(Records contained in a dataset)

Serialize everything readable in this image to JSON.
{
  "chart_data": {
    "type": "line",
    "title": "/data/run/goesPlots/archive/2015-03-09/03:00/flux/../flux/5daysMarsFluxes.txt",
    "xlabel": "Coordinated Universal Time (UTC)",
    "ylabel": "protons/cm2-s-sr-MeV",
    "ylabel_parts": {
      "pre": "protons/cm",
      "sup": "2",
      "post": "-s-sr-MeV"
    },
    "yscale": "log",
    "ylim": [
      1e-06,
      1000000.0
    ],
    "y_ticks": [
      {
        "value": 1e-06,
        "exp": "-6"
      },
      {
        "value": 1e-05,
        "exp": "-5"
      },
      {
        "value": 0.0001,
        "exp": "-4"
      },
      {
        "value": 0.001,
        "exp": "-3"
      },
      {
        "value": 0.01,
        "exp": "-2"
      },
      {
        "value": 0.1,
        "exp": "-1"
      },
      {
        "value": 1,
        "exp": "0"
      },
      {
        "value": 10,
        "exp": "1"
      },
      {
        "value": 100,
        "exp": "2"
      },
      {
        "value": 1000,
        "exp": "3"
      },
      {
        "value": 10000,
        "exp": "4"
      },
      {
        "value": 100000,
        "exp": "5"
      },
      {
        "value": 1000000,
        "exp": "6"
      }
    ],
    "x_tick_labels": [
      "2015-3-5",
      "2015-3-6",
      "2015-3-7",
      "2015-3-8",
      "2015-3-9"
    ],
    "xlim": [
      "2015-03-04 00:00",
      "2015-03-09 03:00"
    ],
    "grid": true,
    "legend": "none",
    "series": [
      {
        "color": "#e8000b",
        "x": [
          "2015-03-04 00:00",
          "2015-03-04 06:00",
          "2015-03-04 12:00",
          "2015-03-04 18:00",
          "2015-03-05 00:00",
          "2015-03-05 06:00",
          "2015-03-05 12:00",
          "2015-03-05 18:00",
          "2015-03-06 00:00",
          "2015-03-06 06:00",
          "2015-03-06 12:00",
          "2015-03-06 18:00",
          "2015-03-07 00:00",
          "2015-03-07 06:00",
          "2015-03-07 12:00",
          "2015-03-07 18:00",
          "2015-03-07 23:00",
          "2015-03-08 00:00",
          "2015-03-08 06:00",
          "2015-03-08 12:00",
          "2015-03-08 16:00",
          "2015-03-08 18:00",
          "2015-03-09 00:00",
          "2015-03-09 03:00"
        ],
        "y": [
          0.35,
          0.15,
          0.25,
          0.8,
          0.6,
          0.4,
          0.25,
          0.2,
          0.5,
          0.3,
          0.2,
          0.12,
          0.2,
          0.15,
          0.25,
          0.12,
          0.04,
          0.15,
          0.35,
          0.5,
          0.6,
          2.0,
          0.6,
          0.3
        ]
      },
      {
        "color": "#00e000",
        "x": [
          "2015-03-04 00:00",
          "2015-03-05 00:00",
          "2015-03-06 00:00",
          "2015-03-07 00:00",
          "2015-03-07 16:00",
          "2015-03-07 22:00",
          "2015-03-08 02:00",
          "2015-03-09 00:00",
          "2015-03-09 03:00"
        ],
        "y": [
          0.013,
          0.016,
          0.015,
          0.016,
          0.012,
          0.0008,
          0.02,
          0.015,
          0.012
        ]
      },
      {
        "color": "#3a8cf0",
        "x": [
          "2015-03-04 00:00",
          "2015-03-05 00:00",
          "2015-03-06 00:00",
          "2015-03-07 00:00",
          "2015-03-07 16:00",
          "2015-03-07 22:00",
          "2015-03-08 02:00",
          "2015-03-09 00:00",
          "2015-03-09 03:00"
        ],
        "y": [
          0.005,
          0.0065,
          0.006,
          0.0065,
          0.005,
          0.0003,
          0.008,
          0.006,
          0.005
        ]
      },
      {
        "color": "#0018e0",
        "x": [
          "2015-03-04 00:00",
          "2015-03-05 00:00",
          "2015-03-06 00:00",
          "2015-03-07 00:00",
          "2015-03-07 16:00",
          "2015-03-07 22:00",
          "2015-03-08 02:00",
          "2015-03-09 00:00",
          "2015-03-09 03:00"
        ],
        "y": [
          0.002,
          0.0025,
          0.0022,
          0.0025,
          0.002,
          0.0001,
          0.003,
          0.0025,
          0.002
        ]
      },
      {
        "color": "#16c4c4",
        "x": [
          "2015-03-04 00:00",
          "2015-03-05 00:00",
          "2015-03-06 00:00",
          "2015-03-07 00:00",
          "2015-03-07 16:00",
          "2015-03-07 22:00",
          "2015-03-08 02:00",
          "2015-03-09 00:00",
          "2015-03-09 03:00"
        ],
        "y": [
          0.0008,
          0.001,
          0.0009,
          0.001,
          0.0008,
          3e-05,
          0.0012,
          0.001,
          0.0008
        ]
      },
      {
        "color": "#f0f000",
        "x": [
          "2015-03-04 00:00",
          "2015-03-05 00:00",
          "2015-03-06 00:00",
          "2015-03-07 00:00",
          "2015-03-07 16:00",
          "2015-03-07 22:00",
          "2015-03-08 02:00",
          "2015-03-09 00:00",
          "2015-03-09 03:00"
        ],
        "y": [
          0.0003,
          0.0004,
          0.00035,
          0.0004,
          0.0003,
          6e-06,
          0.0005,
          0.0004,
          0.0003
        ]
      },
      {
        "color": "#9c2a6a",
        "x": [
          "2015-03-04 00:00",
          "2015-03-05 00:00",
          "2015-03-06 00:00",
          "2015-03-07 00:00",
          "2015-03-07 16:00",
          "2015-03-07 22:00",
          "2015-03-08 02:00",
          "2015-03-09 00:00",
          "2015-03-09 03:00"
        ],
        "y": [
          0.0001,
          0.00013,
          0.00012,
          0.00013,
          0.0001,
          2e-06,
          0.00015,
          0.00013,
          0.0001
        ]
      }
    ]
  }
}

**Exercise details**. Take the data above and return it exactly.

**Task answer**.
Serialize everything readable in this image to JSON.
{
  "chart_data": {
    "type": "line",
    "title": "/data/run/goesPlots/archive/2015-03-09/03:00/flux/../flux/5daysMarsFluxes.txt",
    "xlabel": "Coordinated Universal Time (UTC)",
    "ylabel": "protons/cm2-s-sr-MeV",
    "ylabel_parts": {
      "pre": "protons/cm",
      "sup": "2",
      "post": "-s-sr-MeV"
    },
    "yscale": "log",
    "ylim": [
      1e-06,
      1000000.0
    ],
    "y_ticks": [
      {
        "value": 1e-06,
        "exp": "-6"
      },
      {
        "value": 1e-05,
        "exp": "-5"
      },
      {
        "value": 0.0001,
        "exp": "-4"
      },
      {
        "value": 0.001,
        "exp": "-3"
      },
      {
        "value": 0.01,
        "exp": "-2"
      },
      {
        "value": 0.1,
        "exp": "-1"
      },
      {
        "value": 1,
        "exp": "0"
      },
      {
        "value": 10,
        "exp": "1"
      },
      {
        "value": 100,
        "exp": "2"
      },
      {
        "value": 1000,
        "exp": "3"
      },
      {
        "value": 10000,
        "exp": "4"
      },
      {
        "value": 100000,
        "exp": "5"
      },
      {
        "value": 1000000,
        "exp": "6"
      }
    ],
    "x_tick_labels": [
      "2015-3-5",
      "2015-3-6",
      "2015-3-7",
      "2015-3-8",
      "2015-3-9"
    ],
    "xlim": [
      "2015-03-04 00:00",
      "2015-03-09 03:00"
    ],
    "grid": true,
    "legend": "none",
    "series": [
      {
        "color": "#e8000b",
        "x": [
          "2015-03-04 00:00",
          "2015-03-04 06:00",
          "2015-03-04 12:00",
          "2015-03-04 18:00",
          "2015-03-05 00:00",
          "2015-03-05 06:00",
          "2015-03-05 12:00",
          "2015-03-05 18:00",
          "2015-03-06 00:00",
          "2015-03-06 06:00",
          "2015-03-06 12:00",
          "2015-03-06 18:00",
          "2015-03-07 00:00",
          "2015-03-07 06:00",
          "2015-03-07 12:00",
          "2015-03-07 18:00",
          "2015-03-07 23:00",
          "2015-03-08 00:00",
          "2015-03-08 06:00",
          "2015-03-08 12:00",
          "2015-03-08 16:00",
          "2015-03-08 18:00",
          "2015-03-09 00:00",
          "2015-03-09 03:00"
        ],
        "y": [
          0.35,
          0.15,
          0.25,
          0.8,
          0.6,
          0.4,
          0.25,
          0.2,
          0.5,
          0.3,
          0.2,
          0.12,
          0.2,
          0.15,
          0.25,
          0.12,
          0.04,
          0.15,
          0.35,
          0.5,
          0.6,
          2.0,
          0.6,
          0.3
        ]
      },
      {
        "color": "#00e000",
        "x": [
          "2015-03-04 00:00",
          "2015-03-05 00:00",
          "2015-03-06 00:00",
          "2015-03-07 00:00",
          "2015-03-07 16:00",
          "2015-03-07 22:00",
          "2015-03-08 02:00",
          "2015-03-09 00:00",
          "2015-03-09 03:00"
        ],
        "y": [
          0.013,
          0.016,
          0.015,
          0.016,
          0.012,
          0.0008,
          0.02,
          0.015,
          0.012
        ]
      },
      {
        "color": "#3a8cf0",
        "x": [
          "2015-03-04 00:00",
          "2015-03-05 00:00",
          "2015-03-06 00:00",
          "2015-03-07 00:00",
          "2015-03-07 16:00",
          "2015-03-07 22:00",
          "2015-03-08 02:00",
          "2015-03-09 00:00",
          "2015-03-09 03:00"
        ],
        "y": [
          0.005,
          0.0065,
          0.006,
          0.0065,
          0.005,
          0.0003,
          0.008,
          0.006,
          0.005
        ]
      },
      {
        "color": "#0018e0",
        "x": [
          "2015-03-04 00:00",
          "2015-03-05 00:00",
          "2015-03-06 00:00",
          "2015-03-07 00:00",
          "2015-03-07 16:00",
          "2015-03-07 22:00",
          "2015-03-08 02:00",
          "2015-03-09 00:00",
          "2015-03-09 03:00"
        ],
        "y": [
          0.002,
          0.0025,
          0.0022,
          0.0025,
          0.002,
          0.0001,
          0.003,
          0.0025,
          0.002
        ]
      },
      {
        "color": "#16c4c4",
        "x": [
          "2015-03-04 00:00",
          "2015-03-05 00:00",
          "2015-03-06 00:00",
          "2015-03-07 00:00",
          "2015-03-07 16:00",
          "2015-03-07 22:00",
          "2015-03-08 02:00",
          "2015-03-09 00:00",
          "2015-03-09 03:00"
        ],
        "y": [
          0.0008,
          0.001,
          0.0009,
          0.001,
          0.0008,
          3e-05,
          0.0012,
          0.001,
          0.0008
        ]
      },
      {
        "color": "#f0f000",
        "x": [
          "2015-03-04 00:00",
          "2015-03-05 00:00",
          "2015-03-06 00:00",
          "2015-03-07 00:00",
          "2015-03-07 16:00",
          "2015-03-07 22:00",
          "2015-03-08 02:00",
          "2015-03-09 00:00",
          "2015-03-09 03:00"
        ],
        "y": [
          0.0003,
          0.0004,
          0.00035,
          0.0004,
          0.0003,
          6e-06,
          0.0005,
          0.0004,
          0.0003
        ]
      },
      {
        "color": "#9c2a6a",
        "x": [
          "2015-03-04 00:00",
          "2015-03-05 00:00",
          "2015-03-06 00:00",
          "2015-03-07 00:00",
          "2015-03-07 16:00",
          "2015-03-07 22:00",
          "2015-03-08 02:00",
          "2015-03-09 00:00",
          "2015-03-09 03:00"
        ],
        "y": [
          0.0001,
          0.00013,
          0.00012,
          0.00013,
          0.0001,
          2e-06,
          0.00015,
          0.00013,
          0.0001
        ]
      }
    ]
  }
}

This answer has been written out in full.